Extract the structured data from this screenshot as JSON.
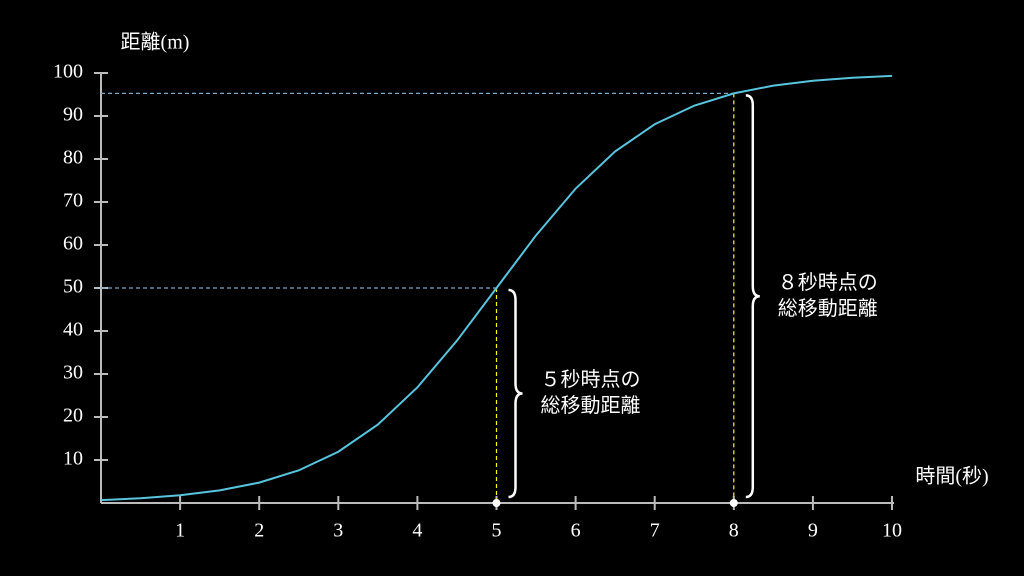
{
  "chart_data": {
    "type": "line",
    "ylabel": "距離(m)",
    "xlabel": "時間(秒)",
    "x": [
      0,
      0.5,
      1,
      1.5,
      2,
      2.5,
      3,
      3.5,
      4,
      4.5,
      5,
      5.5,
      6,
      6.5,
      7,
      7.5,
      8,
      8.5,
      9,
      9.5,
      10
    ],
    "values": [
      0.67,
      1.1,
      1.8,
      2.93,
      4.74,
      7.59,
      11.92,
      18.24,
      26.89,
      37.75,
      50,
      62.25,
      73.11,
      81.76,
      88.08,
      92.41,
      95.26,
      97.07,
      98.2,
      98.9,
      99.33
    ],
    "color": "#58c4dd",
    "xlim": [
      0,
      10
    ],
    "ylim": [
      0,
      100
    ],
    "xticks": [
      1,
      2,
      3,
      4,
      5,
      6,
      7,
      8,
      9,
      10
    ],
    "yticks": [
      10,
      20,
      30,
      40,
      50,
      60,
      70,
      80,
      90,
      100
    ],
    "annotations": [
      {
        "x": 5,
        "y": 50,
        "lines": [
          "５秒時点の",
          "総移動距離"
        ]
      },
      {
        "x": 8,
        "y": 95.26,
        "lines": [
          "８秒時点の",
          "総移動距離"
        ]
      }
    ]
  }
}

Exercise goal
All the material shown above is to be copied exactly, with no pictures carried over.

Full response
Extract the structured data from this screenshot as JSON.
{
  "chart_data": {
    "type": "line",
    "ylabel": "距離(m)",
    "xlabel": "時間(秒)",
    "x": [
      0,
      0.5,
      1,
      1.5,
      2,
      2.5,
      3,
      3.5,
      4,
      4.5,
      5,
      5.5,
      6,
      6.5,
      7,
      7.5,
      8,
      8.5,
      9,
      9.5,
      10
    ],
    "values": [
      0.67,
      1.1,
      1.8,
      2.93,
      4.74,
      7.59,
      11.92,
      18.24,
      26.89,
      37.75,
      50,
      62.25,
      73.11,
      81.76,
      88.08,
      92.41,
      95.26,
      97.07,
      98.2,
      98.9,
      99.33
    ],
    "color": "#58c4dd",
    "xlim": [
      0,
      10
    ],
    "ylim": [
      0,
      100
    ],
    "xticks": [
      1,
      2,
      3,
      4,
      5,
      6,
      7,
      8,
      9,
      10
    ],
    "yticks": [
      10,
      20,
      30,
      40,
      50,
      60,
      70,
      80,
      90,
      100
    ],
    "annotations": [
      {
        "x": 5,
        "y": 50,
        "lines": [
          "５秒時点の",
          "総移動距離"
        ]
      },
      {
        "x": 8,
        "y": 95.26,
        "lines": [
          "８秒時点の",
          "総移動距離"
        ]
      }
    ]
  }
}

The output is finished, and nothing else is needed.